● DATA IN THIS EXERCISE
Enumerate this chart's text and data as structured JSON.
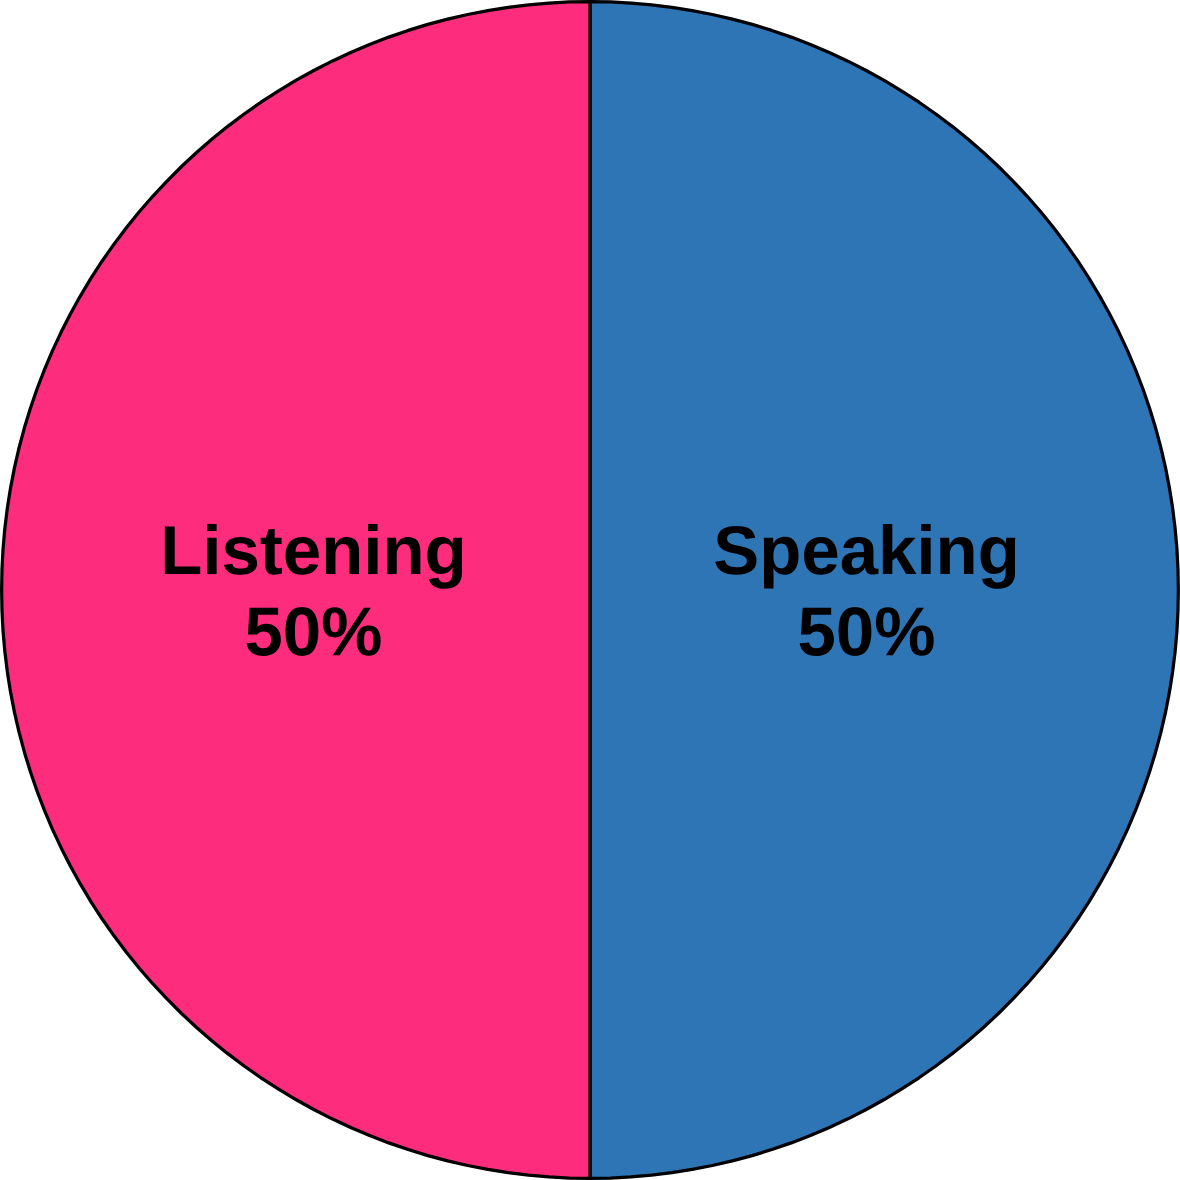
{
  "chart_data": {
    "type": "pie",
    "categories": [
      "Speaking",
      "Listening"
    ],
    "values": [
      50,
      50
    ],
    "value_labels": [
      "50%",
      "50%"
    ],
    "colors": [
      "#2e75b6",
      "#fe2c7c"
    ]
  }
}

● YOUR INSTRUCTIONS
Transcribe every record above exactly as written, leaving out any pictures.

● ANSWER TO THIS EXERCISE
Enumerate this chart's text and data as structured JSON.
{
  "chart_data": {
    "type": "pie",
    "categories": [
      "Speaking",
      "Listening"
    ],
    "values": [
      50,
      50
    ],
    "value_labels": [
      "50%",
      "50%"
    ],
    "colors": [
      "#2e75b6",
      "#fe2c7c"
    ]
  }
}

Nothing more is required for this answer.